GOAL: Word for word, restate every line of the listing that follows.
"""
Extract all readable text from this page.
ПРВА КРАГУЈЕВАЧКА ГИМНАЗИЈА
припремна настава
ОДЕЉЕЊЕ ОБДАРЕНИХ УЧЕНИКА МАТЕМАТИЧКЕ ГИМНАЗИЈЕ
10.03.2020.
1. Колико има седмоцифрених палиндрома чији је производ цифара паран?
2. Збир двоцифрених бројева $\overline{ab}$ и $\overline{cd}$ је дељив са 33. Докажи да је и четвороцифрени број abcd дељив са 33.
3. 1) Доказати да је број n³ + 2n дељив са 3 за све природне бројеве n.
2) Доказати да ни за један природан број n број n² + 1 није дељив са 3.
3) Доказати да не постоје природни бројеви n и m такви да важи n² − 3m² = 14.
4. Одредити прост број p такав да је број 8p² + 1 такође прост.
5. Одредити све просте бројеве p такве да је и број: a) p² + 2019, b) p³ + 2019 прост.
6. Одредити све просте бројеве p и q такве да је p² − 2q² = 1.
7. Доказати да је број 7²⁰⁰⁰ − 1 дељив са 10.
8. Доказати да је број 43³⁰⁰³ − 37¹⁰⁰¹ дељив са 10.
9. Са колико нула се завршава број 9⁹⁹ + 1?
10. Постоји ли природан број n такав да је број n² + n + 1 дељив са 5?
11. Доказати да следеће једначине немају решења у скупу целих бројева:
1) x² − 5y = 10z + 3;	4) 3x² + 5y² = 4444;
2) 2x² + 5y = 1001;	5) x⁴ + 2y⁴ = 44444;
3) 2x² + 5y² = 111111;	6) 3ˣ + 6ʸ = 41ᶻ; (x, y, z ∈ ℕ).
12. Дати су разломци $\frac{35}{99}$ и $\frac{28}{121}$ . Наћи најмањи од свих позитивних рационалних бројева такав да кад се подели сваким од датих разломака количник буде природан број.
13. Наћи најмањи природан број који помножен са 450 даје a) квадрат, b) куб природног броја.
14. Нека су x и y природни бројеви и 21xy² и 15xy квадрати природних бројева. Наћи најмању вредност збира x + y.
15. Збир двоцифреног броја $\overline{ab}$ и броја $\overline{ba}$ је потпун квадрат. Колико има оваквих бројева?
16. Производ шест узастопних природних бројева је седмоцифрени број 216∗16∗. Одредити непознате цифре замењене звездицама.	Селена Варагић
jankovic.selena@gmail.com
"""
RESULT OF THE TASK:
Extract all readable text from this page.
ПРВА КРАГУЈЕВАЧКА ГИМНАЗИЈА
припремна настава
ОДЕЉЕЊЕ ОБДАРЕНИХ УЧЕНИКА МАТЕМАТИЧКЕ ГИМНАЗИЈЕ
10.03.2020.
1. Колико има седмоцифрених палиндрома чији је производ цифара паран?
2. Збир двоцифрених бројева $\overline{ab}$ и $\overline{cd}$ је дељив са 33. Докажи да је и четвороцифрени број abcd дељив са 33.
3. 1) Доказати да је број n³ + 2n дељив са 3 за све природне бројеве n.
2) Доказати да ни за један природан број n број n² + 1 није дељив са 3.
3) Доказати да не постоје природни бројеви n и m такви да важи n² − 3m² = 14.
4. Одредити прост број p такав да је број 8p² + 1 такође прост.
5. Одредити све просте бројеве p такве да је и број: a) p² + 2019, b) p³ + 2019 прост.
6. Одредити све просте бројеве p и q такве да је p² − 2q² = 1.
7. Доказати да је број 7²⁰⁰⁰ − 1 дељив са 10.
8. Доказати да је број 43³⁰⁰³ − 37¹⁰⁰¹ дељив са 10.
9. Са колико нула се завршава број 9⁹⁹ + 1?
10. Постоји ли природан број n такав да је број n² + n + 1 дељив са 5?
11. Доказати да следеће једначине немају решења у скупу целих бројева:
1) x² − 5y = 10z + 3;	4) 3x² + 5y² = 4444;
2) 2x² + 5y = 1001;	5) x⁴ + 2y⁴ = 44444;
3) 2x² + 5y² = 111111;	6) 3ˣ + 6ʸ = 41ᶻ; (x, y, z ∈ ℕ).
12. Дати су разломци $\frac{35}{99}$ и $\frac{28}{121}$ . Наћи најмањи од свих позитивних рационалних бројева такав да кад се подели сваким од датих разломака количник буде природан број.
13. Наћи најмањи природан број који помножен са 450 даје a) квадрат, b) куб природног броја.
14. Нека су x и y природни бројеви и 21xy² и 15xy квадрати природних бројева. Наћи најмању вредност збира x + y.
15. Збир двоцифреног броја $\overline{ab}$ и броја $\overline{ba}$ је потпун квадрат. Колико има оваквих бројева?
16. Производ шест узастопних природних бројева је седмоцифрени број 216∗16∗. Одредити непознате цифре замењене звездицама.	Селена Варагић
jankovic.selena@gmail.com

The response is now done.